Work required: Search the material below for the string "JSON" and list each line that holds it.

The data:
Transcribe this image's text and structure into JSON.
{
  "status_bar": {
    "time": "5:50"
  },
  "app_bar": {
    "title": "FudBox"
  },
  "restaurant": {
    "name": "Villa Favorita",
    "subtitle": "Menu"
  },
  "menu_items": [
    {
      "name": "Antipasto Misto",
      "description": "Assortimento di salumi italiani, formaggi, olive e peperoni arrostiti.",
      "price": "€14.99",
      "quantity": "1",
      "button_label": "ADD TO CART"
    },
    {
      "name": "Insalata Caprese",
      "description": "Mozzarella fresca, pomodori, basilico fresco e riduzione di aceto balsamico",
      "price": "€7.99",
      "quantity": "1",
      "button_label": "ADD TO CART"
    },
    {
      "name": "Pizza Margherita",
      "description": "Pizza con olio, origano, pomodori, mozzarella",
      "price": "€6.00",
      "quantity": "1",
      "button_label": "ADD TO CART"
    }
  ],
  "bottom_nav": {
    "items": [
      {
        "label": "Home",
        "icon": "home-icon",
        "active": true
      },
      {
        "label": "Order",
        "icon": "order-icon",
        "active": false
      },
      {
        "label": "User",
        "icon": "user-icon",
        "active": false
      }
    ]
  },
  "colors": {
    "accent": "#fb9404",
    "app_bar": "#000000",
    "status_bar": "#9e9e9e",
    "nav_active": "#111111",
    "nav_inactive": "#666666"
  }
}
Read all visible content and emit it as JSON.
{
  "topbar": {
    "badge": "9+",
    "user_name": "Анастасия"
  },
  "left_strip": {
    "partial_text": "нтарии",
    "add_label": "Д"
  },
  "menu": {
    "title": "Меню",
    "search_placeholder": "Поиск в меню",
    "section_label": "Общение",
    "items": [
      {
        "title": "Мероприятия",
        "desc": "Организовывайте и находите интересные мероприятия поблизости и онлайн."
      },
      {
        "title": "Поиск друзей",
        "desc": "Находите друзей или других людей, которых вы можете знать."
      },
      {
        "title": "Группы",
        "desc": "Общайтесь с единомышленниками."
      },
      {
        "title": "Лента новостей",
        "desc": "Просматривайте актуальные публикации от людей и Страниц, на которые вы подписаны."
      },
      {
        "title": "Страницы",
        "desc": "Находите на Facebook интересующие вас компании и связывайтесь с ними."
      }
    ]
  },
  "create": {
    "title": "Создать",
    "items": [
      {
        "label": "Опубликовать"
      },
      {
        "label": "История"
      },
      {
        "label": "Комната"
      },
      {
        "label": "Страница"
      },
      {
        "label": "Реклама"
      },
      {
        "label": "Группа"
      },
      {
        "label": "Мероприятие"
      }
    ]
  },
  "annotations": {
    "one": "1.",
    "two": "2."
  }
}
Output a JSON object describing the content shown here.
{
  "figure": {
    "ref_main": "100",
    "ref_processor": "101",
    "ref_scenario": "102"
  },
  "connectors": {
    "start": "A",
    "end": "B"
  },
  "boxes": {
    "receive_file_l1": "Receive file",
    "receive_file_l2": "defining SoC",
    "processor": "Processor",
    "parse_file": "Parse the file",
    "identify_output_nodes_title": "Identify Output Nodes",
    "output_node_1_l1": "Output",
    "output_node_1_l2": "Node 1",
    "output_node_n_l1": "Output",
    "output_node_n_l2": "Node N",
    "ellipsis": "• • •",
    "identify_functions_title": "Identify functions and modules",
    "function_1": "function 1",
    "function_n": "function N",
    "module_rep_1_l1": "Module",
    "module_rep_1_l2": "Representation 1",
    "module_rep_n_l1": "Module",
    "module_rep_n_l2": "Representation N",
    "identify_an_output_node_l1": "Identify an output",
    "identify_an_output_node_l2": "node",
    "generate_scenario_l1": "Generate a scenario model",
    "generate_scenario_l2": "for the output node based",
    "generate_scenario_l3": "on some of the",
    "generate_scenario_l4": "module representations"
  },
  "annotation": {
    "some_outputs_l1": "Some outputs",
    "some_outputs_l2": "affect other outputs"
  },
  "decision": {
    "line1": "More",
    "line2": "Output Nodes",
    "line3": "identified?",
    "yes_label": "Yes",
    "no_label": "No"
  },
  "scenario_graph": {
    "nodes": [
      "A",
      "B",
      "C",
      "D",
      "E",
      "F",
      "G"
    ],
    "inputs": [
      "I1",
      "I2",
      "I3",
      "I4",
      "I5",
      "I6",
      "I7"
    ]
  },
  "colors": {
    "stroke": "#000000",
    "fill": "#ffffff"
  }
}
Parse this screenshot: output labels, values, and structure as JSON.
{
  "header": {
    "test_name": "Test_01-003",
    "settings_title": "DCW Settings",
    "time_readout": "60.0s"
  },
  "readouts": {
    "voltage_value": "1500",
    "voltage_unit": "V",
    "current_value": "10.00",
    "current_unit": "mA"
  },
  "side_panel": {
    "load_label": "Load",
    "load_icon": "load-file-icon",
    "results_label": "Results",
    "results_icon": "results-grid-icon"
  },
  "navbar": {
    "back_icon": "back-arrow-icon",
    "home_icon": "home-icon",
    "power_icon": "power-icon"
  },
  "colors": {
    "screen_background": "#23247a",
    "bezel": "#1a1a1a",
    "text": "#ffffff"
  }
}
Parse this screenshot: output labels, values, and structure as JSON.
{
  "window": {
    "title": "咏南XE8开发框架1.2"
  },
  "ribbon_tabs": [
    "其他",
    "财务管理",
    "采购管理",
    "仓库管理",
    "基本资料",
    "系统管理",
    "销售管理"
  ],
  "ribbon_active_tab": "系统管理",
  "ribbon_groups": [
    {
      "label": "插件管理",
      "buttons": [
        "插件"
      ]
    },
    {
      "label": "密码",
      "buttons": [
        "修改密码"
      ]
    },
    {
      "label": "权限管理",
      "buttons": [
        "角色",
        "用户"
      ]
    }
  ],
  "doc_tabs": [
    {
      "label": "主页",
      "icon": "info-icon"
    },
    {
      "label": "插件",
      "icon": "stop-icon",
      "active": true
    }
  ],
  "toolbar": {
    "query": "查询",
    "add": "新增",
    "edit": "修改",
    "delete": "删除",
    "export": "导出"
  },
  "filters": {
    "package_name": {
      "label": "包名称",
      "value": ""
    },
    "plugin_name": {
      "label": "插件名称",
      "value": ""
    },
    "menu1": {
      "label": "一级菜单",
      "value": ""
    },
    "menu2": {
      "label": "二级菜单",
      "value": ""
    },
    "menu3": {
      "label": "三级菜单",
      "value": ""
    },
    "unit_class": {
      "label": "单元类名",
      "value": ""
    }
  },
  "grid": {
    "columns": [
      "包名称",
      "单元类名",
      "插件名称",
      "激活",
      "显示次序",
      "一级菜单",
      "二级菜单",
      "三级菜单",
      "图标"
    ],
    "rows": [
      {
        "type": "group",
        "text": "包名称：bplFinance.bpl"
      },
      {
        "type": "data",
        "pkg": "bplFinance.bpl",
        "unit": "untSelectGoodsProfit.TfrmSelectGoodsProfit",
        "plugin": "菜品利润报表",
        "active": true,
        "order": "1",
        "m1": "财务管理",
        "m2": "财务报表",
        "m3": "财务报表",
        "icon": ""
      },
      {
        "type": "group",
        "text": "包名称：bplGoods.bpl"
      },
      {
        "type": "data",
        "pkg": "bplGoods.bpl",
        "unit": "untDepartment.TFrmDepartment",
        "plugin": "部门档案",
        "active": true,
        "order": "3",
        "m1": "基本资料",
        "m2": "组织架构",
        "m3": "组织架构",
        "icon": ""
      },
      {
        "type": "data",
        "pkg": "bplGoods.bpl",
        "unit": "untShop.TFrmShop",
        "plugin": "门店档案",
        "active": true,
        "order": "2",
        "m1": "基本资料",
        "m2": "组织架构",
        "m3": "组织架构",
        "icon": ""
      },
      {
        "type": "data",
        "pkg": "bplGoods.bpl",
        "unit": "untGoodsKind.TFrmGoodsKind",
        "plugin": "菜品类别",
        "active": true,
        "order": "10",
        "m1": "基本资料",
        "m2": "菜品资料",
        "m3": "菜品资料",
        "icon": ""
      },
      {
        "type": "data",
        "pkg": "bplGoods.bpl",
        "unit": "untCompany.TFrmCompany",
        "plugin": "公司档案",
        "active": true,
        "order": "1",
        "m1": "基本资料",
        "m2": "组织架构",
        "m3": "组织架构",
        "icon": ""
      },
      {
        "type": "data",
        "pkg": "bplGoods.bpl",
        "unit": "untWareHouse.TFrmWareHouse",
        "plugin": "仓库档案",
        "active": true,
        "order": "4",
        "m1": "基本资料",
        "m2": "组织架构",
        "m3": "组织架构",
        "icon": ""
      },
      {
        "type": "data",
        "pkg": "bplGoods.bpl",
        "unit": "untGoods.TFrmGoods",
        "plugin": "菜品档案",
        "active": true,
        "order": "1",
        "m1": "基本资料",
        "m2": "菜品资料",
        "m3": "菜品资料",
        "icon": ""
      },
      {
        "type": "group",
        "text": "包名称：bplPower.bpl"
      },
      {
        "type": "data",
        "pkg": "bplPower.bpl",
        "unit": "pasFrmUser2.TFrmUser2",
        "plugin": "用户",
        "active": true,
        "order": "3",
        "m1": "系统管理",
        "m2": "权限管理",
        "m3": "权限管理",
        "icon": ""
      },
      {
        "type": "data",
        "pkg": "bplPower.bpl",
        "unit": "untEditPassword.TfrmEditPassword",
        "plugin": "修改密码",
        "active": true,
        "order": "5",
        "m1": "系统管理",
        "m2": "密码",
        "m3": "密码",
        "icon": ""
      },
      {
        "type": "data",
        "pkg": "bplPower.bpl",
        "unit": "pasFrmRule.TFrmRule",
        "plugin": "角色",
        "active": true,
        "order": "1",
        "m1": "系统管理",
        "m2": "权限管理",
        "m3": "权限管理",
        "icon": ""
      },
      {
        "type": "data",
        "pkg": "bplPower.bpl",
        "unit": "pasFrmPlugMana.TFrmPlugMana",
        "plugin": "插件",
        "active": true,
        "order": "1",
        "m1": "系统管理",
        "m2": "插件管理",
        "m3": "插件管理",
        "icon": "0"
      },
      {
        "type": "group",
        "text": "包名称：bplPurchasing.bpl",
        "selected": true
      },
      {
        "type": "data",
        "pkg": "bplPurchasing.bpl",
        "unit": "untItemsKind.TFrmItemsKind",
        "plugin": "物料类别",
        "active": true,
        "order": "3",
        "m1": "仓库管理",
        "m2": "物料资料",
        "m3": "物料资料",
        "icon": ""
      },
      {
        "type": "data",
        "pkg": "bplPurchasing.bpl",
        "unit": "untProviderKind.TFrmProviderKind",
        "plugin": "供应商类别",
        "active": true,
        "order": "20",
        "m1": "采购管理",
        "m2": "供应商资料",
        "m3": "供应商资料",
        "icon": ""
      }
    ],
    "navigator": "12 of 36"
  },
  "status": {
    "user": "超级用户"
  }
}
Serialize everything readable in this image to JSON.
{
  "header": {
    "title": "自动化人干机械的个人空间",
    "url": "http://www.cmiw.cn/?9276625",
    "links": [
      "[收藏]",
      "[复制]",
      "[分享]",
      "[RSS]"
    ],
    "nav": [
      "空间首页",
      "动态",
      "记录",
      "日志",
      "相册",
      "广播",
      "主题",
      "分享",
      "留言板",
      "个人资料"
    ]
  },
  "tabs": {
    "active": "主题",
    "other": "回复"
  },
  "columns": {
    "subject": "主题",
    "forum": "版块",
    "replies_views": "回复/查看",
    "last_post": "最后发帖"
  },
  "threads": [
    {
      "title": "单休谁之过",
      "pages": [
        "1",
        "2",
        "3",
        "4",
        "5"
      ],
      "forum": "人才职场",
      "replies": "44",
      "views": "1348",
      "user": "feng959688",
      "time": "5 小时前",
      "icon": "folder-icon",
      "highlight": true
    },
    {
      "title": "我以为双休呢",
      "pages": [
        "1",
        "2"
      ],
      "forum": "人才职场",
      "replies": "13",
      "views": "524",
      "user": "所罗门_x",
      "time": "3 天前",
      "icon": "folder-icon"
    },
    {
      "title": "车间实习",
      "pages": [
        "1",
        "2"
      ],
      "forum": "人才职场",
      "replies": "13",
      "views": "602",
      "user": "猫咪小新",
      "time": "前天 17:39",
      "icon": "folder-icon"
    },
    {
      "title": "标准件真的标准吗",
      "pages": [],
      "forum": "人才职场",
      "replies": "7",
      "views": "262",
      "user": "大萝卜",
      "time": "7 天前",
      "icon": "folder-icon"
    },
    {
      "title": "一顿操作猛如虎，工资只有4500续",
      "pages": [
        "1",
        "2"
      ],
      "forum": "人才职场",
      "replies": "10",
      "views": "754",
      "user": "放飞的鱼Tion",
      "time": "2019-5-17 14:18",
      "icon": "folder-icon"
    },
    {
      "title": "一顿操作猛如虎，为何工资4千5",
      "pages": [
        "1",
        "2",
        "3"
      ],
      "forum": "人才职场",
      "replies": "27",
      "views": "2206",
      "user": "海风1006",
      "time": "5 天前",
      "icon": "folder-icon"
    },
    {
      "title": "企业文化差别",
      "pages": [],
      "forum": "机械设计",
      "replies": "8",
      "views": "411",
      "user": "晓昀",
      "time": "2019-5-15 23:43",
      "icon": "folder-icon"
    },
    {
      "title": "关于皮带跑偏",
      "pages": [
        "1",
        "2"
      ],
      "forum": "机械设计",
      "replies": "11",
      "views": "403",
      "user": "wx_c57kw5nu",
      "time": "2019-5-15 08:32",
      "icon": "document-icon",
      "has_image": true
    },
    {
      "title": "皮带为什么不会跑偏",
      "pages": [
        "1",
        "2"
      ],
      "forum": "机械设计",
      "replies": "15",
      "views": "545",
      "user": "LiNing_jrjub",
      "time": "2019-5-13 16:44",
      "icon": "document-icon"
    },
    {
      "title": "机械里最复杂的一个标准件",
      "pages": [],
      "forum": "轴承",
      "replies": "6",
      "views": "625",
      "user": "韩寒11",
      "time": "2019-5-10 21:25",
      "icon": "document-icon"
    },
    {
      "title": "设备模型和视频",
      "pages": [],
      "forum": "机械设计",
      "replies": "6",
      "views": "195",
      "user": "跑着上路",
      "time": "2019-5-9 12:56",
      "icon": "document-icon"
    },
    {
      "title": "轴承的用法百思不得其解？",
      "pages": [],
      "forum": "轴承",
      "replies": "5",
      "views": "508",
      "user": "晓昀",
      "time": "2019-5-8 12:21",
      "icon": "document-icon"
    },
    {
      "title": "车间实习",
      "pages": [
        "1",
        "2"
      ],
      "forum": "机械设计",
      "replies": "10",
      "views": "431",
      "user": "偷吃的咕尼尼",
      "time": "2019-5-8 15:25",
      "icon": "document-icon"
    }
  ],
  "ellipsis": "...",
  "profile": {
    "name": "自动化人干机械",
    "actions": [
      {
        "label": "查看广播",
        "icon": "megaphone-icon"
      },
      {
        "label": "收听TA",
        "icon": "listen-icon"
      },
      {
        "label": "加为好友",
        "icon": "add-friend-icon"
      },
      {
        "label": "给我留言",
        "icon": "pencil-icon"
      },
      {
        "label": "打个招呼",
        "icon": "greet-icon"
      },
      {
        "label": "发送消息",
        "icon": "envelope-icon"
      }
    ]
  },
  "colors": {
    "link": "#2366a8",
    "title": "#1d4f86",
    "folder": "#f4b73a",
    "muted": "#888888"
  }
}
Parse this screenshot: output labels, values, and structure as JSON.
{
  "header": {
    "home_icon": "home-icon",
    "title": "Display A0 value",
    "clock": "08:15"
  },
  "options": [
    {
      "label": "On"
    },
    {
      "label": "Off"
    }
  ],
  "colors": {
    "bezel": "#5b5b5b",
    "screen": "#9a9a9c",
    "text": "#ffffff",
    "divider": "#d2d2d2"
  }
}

Answer for this exercise:
Transcribe this image's text and structure into JSON.
Read all visible content and emit it as JSON.
Output a JSON object describing the content shown here.
Parse this screenshot: output labels, values, and structure as JSON.
Parse this screenshot: output labels, values, and structure as JSON.
Serialize everything readable in this image to JSON.
Parse this screenshot: output labels, values, and structure as JSON.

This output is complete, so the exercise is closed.